══ DATA RECORDS

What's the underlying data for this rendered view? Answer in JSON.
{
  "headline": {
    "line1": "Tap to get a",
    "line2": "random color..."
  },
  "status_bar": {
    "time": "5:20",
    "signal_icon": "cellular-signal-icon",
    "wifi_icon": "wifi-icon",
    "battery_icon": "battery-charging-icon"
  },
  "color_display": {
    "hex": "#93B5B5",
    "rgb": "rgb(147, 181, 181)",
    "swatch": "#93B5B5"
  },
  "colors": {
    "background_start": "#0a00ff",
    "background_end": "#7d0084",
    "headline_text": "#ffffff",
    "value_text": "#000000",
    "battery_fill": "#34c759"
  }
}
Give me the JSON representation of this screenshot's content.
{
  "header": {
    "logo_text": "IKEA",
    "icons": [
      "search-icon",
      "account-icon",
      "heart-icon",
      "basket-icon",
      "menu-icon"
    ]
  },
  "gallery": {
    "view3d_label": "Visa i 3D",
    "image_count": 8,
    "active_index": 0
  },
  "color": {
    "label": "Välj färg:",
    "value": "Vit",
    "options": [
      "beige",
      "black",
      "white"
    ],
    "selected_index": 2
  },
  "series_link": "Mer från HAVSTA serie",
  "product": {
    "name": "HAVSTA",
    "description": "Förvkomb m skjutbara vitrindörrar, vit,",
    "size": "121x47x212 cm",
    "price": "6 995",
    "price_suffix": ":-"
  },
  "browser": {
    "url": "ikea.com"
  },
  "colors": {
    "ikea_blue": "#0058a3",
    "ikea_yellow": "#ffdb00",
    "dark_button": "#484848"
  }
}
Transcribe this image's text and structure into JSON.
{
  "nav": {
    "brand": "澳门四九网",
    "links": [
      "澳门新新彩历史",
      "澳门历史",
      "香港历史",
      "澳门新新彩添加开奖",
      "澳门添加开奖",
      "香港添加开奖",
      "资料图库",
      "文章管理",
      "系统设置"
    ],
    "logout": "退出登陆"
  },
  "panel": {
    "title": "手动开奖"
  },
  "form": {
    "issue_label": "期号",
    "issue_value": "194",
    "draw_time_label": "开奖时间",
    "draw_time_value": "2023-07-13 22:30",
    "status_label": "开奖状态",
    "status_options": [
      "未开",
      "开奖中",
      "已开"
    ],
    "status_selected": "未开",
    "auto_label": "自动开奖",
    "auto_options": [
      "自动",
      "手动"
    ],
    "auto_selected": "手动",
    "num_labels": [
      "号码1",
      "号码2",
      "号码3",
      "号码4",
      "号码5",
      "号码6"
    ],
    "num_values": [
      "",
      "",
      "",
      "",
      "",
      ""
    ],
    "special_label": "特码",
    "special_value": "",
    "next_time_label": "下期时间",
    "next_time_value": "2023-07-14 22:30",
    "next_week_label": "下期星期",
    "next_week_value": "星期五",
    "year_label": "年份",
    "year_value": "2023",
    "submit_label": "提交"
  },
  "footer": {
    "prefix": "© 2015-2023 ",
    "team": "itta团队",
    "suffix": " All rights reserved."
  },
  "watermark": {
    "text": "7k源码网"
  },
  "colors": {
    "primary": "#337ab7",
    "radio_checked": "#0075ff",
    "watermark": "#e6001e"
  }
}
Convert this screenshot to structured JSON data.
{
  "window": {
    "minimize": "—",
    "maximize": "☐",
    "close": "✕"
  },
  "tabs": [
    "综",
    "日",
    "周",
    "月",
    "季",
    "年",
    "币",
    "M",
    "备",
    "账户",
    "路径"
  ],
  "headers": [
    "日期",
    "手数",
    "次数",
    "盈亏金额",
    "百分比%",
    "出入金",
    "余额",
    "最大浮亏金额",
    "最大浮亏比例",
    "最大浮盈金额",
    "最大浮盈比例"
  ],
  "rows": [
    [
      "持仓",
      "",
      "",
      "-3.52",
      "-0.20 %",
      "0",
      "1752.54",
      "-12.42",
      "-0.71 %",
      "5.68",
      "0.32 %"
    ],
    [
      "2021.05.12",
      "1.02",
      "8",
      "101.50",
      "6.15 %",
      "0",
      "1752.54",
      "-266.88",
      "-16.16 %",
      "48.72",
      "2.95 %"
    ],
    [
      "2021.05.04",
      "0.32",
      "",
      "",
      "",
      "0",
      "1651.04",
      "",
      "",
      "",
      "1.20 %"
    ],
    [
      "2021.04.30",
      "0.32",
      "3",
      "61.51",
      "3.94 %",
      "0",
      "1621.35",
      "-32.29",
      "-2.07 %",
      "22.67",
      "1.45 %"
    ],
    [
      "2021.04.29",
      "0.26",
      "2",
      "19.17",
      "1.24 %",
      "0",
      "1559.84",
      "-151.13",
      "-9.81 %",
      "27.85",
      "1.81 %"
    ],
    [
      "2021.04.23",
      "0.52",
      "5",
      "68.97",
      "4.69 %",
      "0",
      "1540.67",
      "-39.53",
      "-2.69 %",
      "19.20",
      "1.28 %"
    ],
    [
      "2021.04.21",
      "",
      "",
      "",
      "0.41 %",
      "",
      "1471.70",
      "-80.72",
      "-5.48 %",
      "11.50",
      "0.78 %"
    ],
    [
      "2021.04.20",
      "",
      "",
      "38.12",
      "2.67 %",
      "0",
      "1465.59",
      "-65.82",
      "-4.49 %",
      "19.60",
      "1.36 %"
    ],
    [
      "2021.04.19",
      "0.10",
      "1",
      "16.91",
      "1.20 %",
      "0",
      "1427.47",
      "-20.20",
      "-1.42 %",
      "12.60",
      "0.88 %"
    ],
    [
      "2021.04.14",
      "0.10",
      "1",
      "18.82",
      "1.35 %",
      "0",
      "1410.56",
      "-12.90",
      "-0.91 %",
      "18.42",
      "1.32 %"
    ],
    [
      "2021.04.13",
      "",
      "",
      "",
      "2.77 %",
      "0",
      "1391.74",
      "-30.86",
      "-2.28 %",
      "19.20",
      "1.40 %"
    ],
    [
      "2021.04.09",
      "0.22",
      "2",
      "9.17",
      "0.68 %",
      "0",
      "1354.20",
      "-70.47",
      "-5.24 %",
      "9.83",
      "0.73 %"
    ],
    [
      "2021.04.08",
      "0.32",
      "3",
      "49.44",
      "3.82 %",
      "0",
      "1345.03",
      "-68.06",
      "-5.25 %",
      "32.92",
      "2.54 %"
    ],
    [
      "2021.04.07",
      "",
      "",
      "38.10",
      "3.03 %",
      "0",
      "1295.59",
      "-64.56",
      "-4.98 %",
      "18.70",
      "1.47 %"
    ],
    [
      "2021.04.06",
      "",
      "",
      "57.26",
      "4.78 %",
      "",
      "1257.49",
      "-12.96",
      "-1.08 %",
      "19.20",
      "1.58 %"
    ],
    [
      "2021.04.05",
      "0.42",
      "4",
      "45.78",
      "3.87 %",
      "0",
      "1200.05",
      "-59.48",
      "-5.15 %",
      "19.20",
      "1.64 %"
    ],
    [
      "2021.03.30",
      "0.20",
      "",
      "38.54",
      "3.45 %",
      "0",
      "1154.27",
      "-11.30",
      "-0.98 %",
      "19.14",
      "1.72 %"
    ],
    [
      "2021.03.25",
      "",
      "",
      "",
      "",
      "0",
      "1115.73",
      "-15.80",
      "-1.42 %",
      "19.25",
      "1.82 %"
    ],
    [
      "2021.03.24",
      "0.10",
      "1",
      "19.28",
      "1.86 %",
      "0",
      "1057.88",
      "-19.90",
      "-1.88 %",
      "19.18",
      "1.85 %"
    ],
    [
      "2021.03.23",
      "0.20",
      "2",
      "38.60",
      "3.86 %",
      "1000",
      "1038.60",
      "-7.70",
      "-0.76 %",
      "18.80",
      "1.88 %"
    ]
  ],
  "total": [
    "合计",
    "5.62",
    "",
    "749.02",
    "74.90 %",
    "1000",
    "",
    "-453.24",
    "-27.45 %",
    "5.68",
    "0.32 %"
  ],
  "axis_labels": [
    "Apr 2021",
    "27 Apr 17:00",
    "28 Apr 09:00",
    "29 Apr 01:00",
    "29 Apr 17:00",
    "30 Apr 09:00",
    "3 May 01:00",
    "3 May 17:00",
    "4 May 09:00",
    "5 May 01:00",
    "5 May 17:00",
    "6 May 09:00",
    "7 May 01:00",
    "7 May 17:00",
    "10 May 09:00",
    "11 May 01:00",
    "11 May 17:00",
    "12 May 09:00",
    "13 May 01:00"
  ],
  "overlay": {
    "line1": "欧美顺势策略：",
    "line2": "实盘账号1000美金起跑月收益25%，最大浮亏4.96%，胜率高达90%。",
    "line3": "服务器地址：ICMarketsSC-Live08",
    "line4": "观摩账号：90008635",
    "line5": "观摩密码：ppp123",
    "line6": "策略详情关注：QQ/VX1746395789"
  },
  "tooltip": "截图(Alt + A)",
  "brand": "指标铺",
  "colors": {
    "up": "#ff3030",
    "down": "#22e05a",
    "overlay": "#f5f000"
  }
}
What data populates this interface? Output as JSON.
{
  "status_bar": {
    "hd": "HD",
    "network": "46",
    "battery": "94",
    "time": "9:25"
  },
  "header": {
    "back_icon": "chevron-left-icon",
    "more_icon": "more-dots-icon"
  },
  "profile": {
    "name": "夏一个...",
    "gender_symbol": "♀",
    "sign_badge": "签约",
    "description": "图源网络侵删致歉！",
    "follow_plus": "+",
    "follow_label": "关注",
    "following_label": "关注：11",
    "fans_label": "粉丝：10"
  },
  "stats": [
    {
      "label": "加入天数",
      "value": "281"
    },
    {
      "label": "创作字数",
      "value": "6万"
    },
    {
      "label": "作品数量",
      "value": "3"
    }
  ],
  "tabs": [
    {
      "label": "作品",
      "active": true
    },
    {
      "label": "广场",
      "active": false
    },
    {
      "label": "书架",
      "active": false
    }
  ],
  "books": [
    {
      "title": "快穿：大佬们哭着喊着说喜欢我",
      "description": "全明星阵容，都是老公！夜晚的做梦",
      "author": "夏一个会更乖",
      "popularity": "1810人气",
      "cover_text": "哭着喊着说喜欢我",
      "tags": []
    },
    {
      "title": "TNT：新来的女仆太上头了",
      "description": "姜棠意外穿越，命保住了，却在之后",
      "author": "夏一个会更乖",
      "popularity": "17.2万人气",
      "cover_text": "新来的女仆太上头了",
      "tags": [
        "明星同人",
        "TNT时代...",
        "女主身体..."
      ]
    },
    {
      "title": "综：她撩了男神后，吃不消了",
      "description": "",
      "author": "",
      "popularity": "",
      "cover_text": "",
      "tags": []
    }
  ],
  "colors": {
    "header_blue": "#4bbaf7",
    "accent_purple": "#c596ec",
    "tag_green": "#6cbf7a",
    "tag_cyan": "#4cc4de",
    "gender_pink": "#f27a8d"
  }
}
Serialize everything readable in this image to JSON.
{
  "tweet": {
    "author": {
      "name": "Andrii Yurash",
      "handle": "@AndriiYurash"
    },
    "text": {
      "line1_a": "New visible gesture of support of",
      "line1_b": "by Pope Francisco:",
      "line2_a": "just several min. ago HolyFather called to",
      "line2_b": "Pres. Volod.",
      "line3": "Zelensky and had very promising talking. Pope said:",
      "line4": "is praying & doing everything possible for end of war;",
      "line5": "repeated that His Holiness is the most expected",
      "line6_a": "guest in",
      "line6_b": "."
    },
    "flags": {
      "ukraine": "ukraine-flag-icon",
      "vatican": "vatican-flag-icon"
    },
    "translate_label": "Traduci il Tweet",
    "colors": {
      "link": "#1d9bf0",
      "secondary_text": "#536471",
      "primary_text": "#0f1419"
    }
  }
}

════

▸ WHAT YOU NEED TO DO:
Nothing outside the span should appear: transcribe the lines from the one containing "Serialize everything readable" through the last line of the records.

▸ RESPONSE FOR THIS EXERCISE:
Serialize everything readable in this image to JSON.
{
  "tweet": {
    "author": {
      "name": "Andrii Yurash",
      "handle": "@AndriiYurash"
    },
    "text": {
      "line1_a": "New visible gesture of support of",
      "line1_b": "by Pope Francisco:",
      "line2_a": "just several min. ago HolyFather called to",
      "line2_b": "Pres. Volod.",
      "line3": "Zelensky and had very promising talking. Pope said:",
      "line4": "is praying & doing everything possible for end of war;",
      "line5": "repeated that His Holiness is the most expected",
      "line6_a": "guest in",
      "line6_b": "."
    },
    "flags": {
      "ukraine": "ukraine-flag-icon",
      "vatican": "vatican-flag-icon"
    },
    "translate_label": "Traduci il Tweet",
    "colors": {
      "link": "#1d9bf0",
      "secondary_text": "#536471",
      "primary_text": "#0f1419"
    }
  }
}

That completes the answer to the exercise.